● **Written problem**: Transcribe only what runs from the line containing "Serialize everything readable" through the final line below, exactly, and leave every picture out.

━━━━━━━━━━

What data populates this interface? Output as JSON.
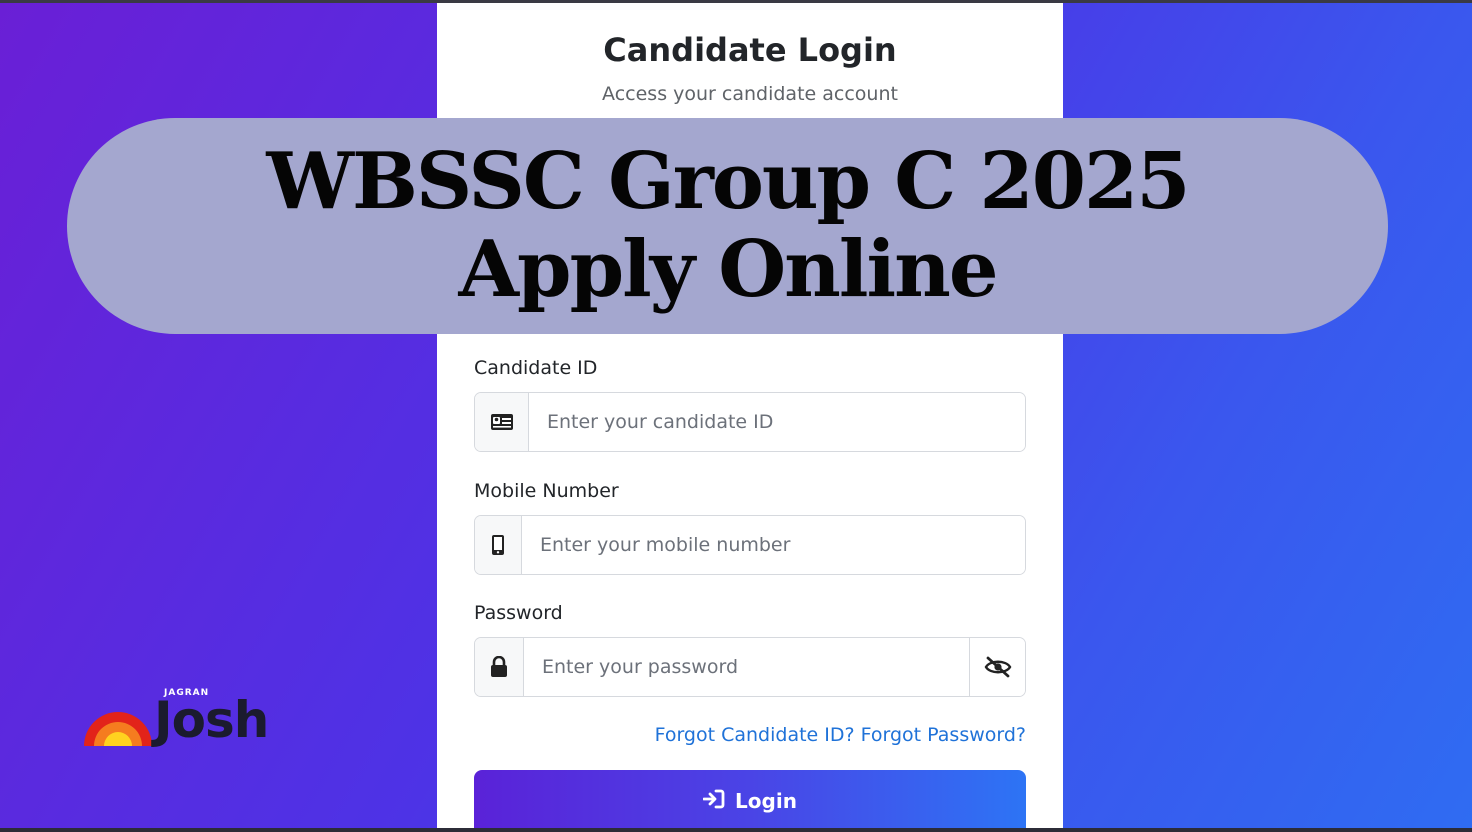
{
  "login_card": {
    "title": "Candidate Login",
    "subtitle": "Access your candidate account"
  },
  "banner": {
    "text": "WBSSC Group C 2025 Apply Online"
  },
  "form": {
    "candidate_id": {
      "label": "Candidate ID",
      "placeholder": "Enter your candidate ID",
      "icon": "id-card-icon"
    },
    "mobile": {
      "label": "Mobile Number",
      "placeholder": "Enter your mobile number",
      "icon": "mobile-phone-icon"
    },
    "password": {
      "label": "Password",
      "placeholder": "Enter your password",
      "icon": "lock-icon",
      "toggle_icon": "eye-slash-icon"
    },
    "forgot_id": "Forgot Candidate ID?",
    "forgot_password": "Forgot Password?",
    "login_label": "Login",
    "login_icon": "sign-in-icon"
  },
  "logo": {
    "small_text": "JAGRAN",
    "word": "Josh"
  },
  "colors": {
    "link": "#1f72d8",
    "banner_bg": "#a4a7cf",
    "button_start": "#5a22d8",
    "button_end": "#2d74f5"
  }
}
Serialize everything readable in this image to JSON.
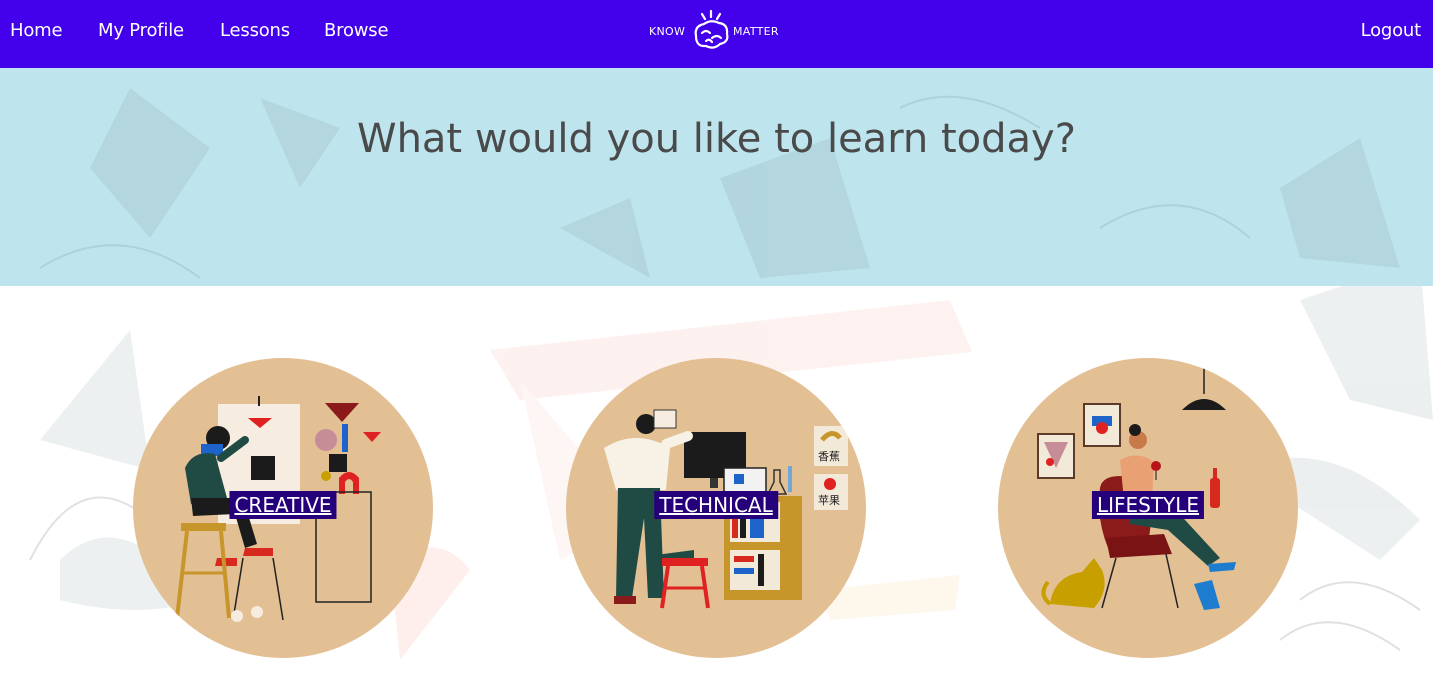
{
  "nav": {
    "home": "Home",
    "profile": "My Profile",
    "lessons": "Lessons",
    "browse": "Browse",
    "logout": "Logout"
  },
  "logo": {
    "left_text": "KNOW",
    "right_text": "MATTER",
    "icon": "brain-icon"
  },
  "hero": {
    "title": "What would you like to learn today?"
  },
  "categories": [
    {
      "label": "CREATIVE",
      "illustration": "artist-painting-illustration"
    },
    {
      "label": "TECHNICAL",
      "illustration": "person-reading-at-computer-illustration"
    },
    {
      "label": "LIFESTYLE",
      "illustration": "woman-with-wine-illustration"
    }
  ],
  "colors": {
    "nav_bg": "#4200eb",
    "hero_bg": "#bee5ee",
    "circle_bg": "#e3bf94",
    "label_bg": "#26007a"
  }
}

━━━━━━━━━━

● **Task answer**:
Serialize everything readable in this image to JSON.
{
  "nav": {
    "home": "Home",
    "profile": "My Profile",
    "lessons": "Lessons",
    "browse": "Browse",
    "logout": "Logout"
  },
  "logo": {
    "left_text": "KNOW",
    "right_text": "MATTER",
    "icon": "brain-icon"
  },
  "hero": {
    "title": "What would you like to learn today?"
  },
  "categories": [
    {
      "label": "CREATIVE",
      "illustration": "artist-painting-illustration"
    },
    {
      "label": "TECHNICAL",
      "illustration": "person-reading-at-computer-illustration"
    },
    {
      "label": "LIFESTYLE",
      "illustration": "woman-with-wine-illustration"
    }
  ],
  "colors": {
    "nav_bg": "#4200eb",
    "hero_bg": "#bee5ee",
    "circle_bg": "#e3bf94",
    "label_bg": "#26007a"
  }
}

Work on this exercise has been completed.